» WHAT TO WORK ON
Pull every line holding the string "ataque" from the records below.

» GIVEN DATA
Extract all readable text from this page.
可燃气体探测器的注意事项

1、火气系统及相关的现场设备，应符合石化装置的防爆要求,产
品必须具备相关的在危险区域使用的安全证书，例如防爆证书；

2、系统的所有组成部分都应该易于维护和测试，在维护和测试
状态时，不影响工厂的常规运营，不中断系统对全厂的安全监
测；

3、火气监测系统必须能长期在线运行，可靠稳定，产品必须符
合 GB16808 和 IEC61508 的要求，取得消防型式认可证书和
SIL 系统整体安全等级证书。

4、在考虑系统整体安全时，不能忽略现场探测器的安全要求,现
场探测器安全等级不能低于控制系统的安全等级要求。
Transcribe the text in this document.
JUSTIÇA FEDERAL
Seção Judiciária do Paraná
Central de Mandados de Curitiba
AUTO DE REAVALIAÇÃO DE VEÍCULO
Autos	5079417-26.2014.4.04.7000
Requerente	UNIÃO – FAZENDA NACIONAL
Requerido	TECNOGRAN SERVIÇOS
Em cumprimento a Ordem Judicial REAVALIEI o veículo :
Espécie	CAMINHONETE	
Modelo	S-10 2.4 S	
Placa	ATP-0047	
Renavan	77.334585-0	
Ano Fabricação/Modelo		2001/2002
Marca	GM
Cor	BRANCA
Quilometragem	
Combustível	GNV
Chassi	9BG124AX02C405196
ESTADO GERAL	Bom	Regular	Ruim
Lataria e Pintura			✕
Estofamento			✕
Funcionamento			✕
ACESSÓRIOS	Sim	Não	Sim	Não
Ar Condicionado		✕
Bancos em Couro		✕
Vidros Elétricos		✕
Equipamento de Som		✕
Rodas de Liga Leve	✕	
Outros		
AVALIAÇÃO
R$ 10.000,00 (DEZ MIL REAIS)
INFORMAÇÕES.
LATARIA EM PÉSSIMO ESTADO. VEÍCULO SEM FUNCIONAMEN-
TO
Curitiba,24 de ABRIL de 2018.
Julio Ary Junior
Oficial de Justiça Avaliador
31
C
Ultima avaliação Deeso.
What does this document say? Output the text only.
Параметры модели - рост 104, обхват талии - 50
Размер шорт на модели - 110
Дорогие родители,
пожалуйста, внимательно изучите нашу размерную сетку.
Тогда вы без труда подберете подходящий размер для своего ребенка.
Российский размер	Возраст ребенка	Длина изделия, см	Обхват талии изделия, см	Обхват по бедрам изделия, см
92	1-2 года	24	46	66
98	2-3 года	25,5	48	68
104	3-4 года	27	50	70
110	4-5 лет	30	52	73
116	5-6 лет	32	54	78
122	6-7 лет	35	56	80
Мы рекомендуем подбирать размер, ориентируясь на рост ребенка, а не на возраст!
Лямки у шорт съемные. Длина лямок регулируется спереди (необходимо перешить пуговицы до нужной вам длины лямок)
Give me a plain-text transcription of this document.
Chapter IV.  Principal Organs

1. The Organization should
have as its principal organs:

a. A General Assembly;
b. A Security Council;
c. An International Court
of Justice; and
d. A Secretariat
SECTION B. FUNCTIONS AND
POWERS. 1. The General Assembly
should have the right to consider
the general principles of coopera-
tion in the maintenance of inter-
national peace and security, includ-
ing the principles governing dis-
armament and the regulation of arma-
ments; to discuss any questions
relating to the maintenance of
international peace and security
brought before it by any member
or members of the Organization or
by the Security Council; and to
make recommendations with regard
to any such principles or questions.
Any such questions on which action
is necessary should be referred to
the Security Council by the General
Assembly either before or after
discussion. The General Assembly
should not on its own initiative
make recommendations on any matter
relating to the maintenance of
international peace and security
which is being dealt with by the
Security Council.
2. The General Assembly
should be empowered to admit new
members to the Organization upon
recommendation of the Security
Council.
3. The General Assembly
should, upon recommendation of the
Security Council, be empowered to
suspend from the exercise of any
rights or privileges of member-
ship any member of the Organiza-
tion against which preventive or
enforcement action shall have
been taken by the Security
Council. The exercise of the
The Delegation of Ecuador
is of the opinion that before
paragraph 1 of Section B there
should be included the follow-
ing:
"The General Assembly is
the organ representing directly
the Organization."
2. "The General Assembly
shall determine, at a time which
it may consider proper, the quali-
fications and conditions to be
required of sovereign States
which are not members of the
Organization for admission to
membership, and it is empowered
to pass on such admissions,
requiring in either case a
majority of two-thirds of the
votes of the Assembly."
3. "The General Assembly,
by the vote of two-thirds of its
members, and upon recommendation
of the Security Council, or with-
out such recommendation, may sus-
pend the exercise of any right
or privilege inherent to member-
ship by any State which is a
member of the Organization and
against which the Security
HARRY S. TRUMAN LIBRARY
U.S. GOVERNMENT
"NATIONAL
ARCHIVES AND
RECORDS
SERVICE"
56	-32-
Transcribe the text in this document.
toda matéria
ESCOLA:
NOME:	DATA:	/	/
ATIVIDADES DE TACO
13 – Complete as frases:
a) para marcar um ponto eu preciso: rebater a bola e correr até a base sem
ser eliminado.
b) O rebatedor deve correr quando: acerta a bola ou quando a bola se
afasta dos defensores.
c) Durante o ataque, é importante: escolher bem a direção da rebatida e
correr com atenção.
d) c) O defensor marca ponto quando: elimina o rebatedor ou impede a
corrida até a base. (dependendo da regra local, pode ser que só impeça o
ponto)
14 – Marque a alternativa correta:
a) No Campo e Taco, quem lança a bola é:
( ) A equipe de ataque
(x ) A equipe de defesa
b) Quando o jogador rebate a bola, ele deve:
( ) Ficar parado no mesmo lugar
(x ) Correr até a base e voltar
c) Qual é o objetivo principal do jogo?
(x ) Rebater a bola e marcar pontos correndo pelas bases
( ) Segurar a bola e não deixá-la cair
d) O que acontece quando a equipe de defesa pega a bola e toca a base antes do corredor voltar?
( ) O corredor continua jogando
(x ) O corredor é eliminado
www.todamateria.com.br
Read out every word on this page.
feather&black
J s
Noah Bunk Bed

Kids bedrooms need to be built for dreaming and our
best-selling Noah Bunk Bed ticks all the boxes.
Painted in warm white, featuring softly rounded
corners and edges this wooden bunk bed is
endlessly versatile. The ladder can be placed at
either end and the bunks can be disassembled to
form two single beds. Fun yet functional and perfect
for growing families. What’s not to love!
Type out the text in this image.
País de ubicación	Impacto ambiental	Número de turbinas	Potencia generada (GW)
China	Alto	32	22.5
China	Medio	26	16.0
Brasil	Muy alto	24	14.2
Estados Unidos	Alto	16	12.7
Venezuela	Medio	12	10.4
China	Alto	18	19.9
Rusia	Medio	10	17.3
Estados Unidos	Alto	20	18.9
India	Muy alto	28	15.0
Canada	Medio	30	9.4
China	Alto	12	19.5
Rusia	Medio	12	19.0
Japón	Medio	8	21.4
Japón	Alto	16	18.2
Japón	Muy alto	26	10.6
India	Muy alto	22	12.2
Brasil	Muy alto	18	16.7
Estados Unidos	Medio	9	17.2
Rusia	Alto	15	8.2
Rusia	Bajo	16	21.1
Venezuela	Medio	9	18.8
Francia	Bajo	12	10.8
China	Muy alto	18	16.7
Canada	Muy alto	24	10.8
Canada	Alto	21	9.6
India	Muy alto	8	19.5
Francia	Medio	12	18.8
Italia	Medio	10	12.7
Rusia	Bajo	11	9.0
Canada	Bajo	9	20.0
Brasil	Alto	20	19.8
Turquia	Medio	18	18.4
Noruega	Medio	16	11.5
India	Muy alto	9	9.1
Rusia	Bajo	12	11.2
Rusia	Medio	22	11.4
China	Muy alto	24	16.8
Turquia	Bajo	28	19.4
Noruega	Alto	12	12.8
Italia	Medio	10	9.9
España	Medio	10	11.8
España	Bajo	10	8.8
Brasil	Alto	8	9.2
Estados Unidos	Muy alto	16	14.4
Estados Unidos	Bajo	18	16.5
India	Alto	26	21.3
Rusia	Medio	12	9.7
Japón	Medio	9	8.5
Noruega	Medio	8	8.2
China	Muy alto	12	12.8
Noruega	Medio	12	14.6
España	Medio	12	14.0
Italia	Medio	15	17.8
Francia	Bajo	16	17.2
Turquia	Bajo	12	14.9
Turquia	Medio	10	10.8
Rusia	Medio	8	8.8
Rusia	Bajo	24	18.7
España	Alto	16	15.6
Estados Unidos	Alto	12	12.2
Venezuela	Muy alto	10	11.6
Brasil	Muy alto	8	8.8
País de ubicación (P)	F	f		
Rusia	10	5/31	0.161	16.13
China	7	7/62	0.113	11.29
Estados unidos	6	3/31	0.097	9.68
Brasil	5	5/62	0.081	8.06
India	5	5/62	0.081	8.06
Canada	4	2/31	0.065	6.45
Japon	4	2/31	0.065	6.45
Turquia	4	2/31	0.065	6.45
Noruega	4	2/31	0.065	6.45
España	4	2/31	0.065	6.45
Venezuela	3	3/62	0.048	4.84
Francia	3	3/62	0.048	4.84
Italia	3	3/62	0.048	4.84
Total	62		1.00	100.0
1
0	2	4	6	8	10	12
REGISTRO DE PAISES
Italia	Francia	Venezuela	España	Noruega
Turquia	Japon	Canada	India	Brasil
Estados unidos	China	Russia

» THE REPLY
c) Durante o ataque, é importante: escolher bem a direção da rebatida e
( ) A equipe de ataque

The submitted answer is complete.